[Dataset items]
§
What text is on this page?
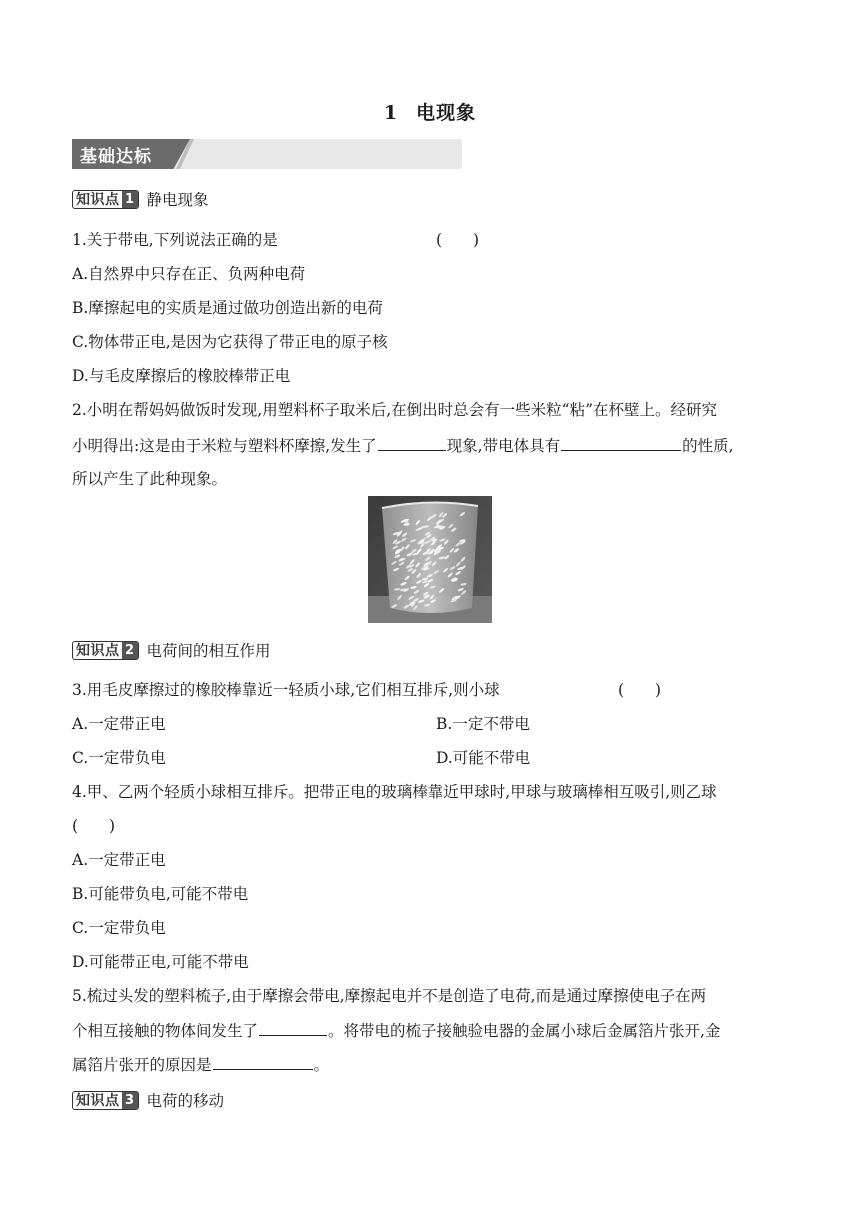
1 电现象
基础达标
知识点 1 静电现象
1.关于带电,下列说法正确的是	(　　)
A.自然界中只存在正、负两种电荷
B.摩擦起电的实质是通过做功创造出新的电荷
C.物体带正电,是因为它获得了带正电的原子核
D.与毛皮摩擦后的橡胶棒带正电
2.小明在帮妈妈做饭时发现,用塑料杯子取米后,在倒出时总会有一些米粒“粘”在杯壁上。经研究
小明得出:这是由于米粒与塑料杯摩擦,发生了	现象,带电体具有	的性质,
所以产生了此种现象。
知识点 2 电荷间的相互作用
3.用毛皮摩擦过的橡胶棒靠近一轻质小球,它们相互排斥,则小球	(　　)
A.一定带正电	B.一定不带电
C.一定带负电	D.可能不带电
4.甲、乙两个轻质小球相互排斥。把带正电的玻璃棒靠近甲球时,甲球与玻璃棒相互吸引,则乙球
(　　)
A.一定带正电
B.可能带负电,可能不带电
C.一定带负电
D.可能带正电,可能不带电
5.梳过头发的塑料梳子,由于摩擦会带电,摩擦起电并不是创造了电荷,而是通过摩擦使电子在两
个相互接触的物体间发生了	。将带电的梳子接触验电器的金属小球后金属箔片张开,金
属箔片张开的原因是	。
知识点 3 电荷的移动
§
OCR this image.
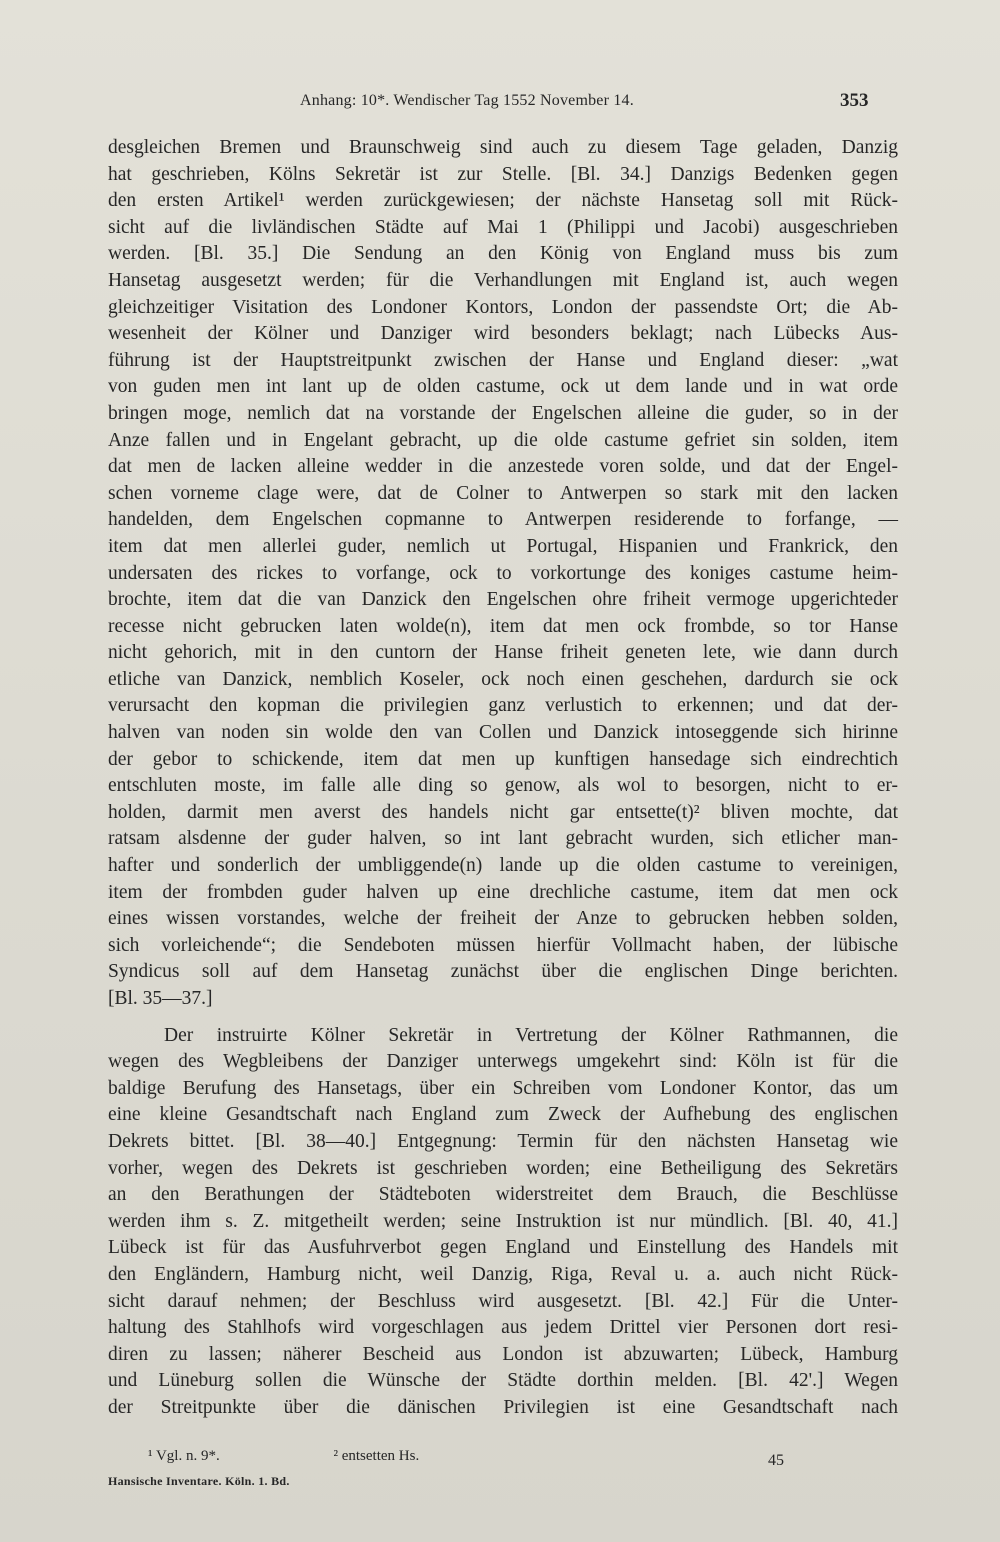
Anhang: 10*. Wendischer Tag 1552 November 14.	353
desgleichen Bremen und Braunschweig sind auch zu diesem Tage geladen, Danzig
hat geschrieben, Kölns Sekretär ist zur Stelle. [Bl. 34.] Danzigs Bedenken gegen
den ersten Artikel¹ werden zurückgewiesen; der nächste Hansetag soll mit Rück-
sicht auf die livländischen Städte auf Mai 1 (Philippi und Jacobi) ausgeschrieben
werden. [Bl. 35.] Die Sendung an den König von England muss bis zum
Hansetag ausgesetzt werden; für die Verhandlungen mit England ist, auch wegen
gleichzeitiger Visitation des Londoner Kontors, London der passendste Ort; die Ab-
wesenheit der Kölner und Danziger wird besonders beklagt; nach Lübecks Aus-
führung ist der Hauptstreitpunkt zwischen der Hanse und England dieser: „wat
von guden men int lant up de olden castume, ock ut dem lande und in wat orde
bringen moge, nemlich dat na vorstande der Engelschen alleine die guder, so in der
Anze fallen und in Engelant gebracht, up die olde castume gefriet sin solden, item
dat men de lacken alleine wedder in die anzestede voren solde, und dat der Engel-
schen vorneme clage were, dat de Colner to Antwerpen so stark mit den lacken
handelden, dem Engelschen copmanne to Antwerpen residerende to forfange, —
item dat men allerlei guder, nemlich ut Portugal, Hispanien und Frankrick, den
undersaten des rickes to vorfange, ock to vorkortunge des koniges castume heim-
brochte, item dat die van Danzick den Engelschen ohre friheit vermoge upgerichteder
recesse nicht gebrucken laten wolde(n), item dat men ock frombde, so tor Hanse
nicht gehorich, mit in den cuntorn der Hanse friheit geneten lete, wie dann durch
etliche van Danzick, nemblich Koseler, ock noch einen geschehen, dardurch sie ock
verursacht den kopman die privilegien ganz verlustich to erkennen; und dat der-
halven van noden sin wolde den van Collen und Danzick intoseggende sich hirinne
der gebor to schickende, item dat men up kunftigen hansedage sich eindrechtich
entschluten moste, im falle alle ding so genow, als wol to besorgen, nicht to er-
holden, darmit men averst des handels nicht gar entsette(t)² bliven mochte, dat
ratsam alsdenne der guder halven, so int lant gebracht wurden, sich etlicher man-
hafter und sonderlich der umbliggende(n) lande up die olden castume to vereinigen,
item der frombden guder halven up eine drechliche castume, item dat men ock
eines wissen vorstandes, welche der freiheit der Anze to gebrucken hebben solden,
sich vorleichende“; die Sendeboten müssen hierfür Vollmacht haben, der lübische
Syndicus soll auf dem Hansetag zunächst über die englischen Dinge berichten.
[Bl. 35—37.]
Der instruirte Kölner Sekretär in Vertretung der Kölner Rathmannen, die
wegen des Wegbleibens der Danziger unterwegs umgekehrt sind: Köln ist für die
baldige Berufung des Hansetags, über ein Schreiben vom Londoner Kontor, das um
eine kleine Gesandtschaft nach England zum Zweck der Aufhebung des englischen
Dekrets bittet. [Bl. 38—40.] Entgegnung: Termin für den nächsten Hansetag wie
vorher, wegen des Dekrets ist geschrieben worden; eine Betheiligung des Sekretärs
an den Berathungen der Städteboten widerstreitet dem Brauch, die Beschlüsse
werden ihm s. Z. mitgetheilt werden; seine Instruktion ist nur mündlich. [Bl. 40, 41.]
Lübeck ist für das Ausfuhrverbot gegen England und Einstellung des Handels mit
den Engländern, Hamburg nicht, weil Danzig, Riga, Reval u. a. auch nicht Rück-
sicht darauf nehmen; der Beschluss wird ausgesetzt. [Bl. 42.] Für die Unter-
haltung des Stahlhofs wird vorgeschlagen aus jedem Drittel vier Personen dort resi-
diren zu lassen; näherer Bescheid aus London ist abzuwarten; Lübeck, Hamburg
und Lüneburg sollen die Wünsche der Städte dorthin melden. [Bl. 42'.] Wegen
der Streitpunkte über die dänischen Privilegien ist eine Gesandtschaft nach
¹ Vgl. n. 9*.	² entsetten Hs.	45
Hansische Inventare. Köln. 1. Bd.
§
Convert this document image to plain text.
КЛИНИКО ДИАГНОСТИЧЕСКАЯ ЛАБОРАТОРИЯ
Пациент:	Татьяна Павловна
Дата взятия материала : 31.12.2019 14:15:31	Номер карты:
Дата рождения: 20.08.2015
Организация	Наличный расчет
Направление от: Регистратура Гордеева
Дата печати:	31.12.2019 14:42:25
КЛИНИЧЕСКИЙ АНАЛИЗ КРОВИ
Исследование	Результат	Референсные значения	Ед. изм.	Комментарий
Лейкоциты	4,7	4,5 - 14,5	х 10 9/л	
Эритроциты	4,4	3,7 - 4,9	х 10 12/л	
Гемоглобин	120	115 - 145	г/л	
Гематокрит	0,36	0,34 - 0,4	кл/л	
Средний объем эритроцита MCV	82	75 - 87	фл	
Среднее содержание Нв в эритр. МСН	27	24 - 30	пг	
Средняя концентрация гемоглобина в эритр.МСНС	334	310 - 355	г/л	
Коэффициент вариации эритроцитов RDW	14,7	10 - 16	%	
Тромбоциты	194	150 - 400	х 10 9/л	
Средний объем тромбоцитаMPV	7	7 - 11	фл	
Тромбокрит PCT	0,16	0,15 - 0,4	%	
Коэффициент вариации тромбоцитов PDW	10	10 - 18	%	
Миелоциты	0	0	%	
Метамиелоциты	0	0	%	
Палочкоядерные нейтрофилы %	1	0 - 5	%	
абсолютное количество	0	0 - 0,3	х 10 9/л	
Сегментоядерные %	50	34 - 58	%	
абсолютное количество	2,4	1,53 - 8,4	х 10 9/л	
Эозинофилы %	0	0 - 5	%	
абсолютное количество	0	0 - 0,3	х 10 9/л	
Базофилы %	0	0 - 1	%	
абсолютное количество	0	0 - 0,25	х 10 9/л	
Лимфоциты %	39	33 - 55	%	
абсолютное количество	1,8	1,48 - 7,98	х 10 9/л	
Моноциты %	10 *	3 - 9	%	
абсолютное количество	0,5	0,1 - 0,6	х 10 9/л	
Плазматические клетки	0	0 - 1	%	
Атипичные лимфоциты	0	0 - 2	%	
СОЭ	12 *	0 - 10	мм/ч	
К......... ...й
§
§ Your objective:
Search the entries for the word "gegen" and gather every line where it appears.

§ Response to the exercise:
hat geschrieben, Kölns Sekretär ist zur Stelle. [Bl. 34.] Danzigs Bedenken gegen
Lübeck ist für das Ausfuhrverbot gegen England und Einstellung des Handels mit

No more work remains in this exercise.